# Start of Recorded information

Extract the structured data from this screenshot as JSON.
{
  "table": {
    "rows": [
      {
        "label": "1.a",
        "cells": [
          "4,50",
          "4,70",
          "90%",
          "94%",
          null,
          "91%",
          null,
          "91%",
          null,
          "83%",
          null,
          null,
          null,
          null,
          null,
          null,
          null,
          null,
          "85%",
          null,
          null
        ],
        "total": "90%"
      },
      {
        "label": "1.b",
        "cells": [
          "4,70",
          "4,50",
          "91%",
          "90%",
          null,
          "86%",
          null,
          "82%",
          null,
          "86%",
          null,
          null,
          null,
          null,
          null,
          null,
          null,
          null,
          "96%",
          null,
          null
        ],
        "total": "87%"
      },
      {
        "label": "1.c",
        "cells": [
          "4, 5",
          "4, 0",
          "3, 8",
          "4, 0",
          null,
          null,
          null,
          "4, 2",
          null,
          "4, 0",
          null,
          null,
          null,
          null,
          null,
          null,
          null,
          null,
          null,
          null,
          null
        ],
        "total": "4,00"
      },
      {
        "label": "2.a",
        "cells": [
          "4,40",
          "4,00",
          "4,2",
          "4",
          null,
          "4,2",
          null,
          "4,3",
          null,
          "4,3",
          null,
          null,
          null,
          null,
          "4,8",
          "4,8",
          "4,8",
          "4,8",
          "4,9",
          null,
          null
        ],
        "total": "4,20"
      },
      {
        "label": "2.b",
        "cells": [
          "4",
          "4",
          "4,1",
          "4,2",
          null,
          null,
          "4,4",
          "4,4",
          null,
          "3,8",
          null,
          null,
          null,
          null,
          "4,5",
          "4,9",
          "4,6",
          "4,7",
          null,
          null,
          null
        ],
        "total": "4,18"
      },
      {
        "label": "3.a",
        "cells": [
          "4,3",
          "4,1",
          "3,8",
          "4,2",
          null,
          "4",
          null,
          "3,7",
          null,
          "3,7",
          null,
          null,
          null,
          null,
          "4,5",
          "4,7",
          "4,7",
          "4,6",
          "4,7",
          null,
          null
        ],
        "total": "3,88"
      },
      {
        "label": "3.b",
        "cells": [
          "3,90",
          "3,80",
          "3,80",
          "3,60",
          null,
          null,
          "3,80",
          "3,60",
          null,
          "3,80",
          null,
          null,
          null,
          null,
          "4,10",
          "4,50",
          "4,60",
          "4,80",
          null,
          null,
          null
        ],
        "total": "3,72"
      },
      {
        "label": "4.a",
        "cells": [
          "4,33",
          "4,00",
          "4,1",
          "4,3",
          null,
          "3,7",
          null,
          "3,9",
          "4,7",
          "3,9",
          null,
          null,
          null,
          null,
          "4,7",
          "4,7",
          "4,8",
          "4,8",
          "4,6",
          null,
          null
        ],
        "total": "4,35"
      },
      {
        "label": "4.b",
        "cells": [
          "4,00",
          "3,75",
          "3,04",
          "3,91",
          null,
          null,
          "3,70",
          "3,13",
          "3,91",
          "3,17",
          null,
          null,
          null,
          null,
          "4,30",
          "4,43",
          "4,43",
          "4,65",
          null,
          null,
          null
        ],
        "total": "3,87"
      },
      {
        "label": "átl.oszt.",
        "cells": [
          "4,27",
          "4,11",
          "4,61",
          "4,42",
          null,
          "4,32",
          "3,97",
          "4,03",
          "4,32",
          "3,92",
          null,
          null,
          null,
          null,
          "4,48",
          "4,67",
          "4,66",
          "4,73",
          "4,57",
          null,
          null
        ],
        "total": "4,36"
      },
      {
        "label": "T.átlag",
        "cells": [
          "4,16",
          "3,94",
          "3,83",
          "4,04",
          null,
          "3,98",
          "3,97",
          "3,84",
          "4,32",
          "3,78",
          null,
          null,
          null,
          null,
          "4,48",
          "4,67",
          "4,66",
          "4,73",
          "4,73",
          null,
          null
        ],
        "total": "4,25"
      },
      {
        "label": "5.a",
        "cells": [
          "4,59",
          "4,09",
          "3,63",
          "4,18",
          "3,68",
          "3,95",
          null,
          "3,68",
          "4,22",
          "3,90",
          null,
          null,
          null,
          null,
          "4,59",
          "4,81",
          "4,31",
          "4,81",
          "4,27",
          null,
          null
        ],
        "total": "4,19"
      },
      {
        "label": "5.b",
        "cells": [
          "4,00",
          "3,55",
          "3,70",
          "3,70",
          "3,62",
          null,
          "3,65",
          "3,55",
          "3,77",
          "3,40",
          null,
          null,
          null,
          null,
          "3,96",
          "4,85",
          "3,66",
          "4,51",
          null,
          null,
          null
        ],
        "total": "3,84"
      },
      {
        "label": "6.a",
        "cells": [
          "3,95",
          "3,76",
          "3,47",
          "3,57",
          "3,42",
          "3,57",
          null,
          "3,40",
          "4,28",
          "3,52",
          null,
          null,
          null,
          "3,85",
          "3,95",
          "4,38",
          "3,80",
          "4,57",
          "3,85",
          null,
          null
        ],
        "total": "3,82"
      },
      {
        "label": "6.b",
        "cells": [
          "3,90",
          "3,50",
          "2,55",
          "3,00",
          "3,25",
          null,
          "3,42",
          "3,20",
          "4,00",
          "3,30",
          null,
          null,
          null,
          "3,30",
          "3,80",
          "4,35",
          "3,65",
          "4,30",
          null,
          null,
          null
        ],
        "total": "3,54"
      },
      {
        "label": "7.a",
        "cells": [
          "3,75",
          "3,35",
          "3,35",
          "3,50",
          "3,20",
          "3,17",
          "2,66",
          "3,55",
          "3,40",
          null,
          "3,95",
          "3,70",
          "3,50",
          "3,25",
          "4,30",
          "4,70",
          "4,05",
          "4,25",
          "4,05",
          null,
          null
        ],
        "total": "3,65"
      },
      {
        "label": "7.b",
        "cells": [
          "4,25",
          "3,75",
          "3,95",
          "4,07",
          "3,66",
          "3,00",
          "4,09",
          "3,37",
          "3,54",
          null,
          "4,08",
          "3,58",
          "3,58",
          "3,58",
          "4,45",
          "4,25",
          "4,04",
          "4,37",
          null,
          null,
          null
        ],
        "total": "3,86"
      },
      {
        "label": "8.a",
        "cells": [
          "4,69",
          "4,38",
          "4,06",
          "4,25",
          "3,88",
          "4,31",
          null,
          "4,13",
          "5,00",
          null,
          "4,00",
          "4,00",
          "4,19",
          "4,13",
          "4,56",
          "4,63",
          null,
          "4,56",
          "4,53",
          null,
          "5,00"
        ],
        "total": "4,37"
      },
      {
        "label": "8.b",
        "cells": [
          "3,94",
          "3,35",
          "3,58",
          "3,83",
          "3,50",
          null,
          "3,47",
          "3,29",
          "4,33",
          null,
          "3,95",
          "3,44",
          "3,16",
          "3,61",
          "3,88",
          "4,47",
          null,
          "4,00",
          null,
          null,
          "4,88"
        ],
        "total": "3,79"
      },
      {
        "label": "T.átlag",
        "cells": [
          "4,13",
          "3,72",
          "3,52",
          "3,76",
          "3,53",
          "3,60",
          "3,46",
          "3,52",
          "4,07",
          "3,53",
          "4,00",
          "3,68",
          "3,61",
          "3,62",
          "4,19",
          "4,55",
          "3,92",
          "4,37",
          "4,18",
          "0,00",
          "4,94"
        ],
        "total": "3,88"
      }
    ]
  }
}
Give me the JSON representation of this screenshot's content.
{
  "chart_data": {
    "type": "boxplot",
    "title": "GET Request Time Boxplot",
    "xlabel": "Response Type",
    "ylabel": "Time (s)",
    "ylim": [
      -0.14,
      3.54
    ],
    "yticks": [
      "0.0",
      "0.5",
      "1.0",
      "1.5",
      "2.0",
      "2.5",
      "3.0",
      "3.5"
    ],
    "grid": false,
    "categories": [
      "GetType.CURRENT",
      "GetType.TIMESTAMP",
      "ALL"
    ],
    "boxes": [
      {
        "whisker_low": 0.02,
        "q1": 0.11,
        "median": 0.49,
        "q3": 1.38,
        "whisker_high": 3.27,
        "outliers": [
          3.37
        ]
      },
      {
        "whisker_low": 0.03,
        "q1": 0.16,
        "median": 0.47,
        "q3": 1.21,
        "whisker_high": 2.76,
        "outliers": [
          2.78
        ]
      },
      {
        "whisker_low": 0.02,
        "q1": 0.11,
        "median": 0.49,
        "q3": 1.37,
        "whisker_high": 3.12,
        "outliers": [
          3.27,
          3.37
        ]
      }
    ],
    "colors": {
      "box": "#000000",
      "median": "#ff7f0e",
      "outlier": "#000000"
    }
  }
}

# End of Recorded information

What is expected: Pick out each line containing the string "GetType" and copy it.

Written answer:
      "GetType.CURRENT",
      "GetType.TIMESTAMP",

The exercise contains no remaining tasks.